**** DATA SHOWN

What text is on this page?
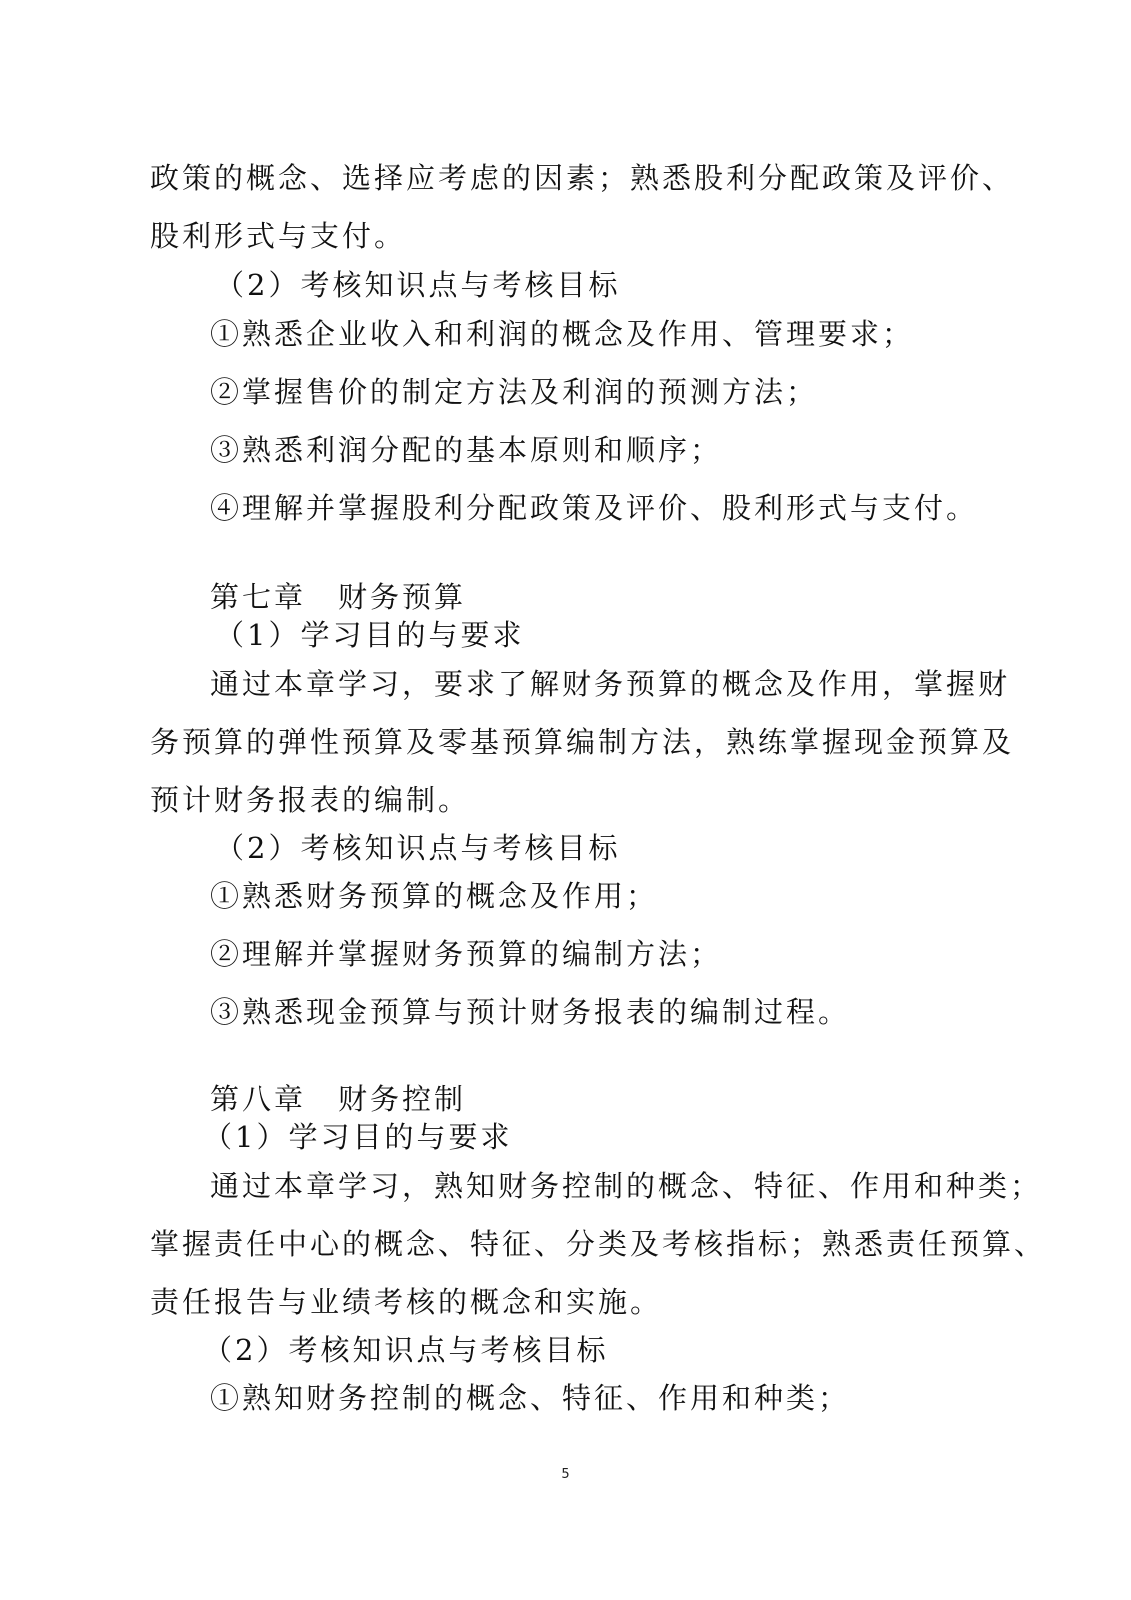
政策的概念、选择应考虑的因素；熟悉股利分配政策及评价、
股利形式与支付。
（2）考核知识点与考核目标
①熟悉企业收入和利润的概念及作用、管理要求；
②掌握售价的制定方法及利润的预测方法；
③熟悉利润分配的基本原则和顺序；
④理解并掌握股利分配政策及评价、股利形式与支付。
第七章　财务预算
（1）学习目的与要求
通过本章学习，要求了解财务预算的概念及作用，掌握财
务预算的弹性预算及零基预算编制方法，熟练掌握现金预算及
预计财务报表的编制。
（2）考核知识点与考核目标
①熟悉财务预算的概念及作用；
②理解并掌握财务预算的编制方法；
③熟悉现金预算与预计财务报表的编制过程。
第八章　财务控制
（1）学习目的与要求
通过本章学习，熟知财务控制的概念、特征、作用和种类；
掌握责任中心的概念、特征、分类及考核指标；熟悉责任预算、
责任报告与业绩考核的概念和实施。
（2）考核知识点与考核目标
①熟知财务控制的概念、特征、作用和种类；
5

********

[TASK GOAL]: Leaving all pictures aside, quote each record exactly.

[RESULT BELOW]:
What text is on this page?
政策的概念、选择应考虑的因素；熟悉股利分配政策及评价、
股利形式与支付。
（2）考核知识点与考核目标
①熟悉企业收入和利润的概念及作用、管理要求；
②掌握售价的制定方法及利润的预测方法；
③熟悉利润分配的基本原则和顺序；
④理解并掌握股利分配政策及评价、股利形式与支付。
第七章　财务预算
（1）学习目的与要求
通过本章学习，要求了解财务预算的概念及作用，掌握财
务预算的弹性预算及零基预算编制方法，熟练掌握现金预算及
预计财务报表的编制。
（2）考核知识点与考核目标
①熟悉财务预算的概念及作用；
②理解并掌握财务预算的编制方法；
③熟悉现金预算与预计财务报表的编制过程。
第八章　财务控制
（1）学习目的与要求
通过本章学习，熟知财务控制的概念、特征、作用和种类；
掌握责任中心的概念、特征、分类及考核指标；熟悉责任预算、
责任报告与业绩考核的概念和实施。
（2）考核知识点与考核目标
①熟知财务控制的概念、特征、作用和种类；
5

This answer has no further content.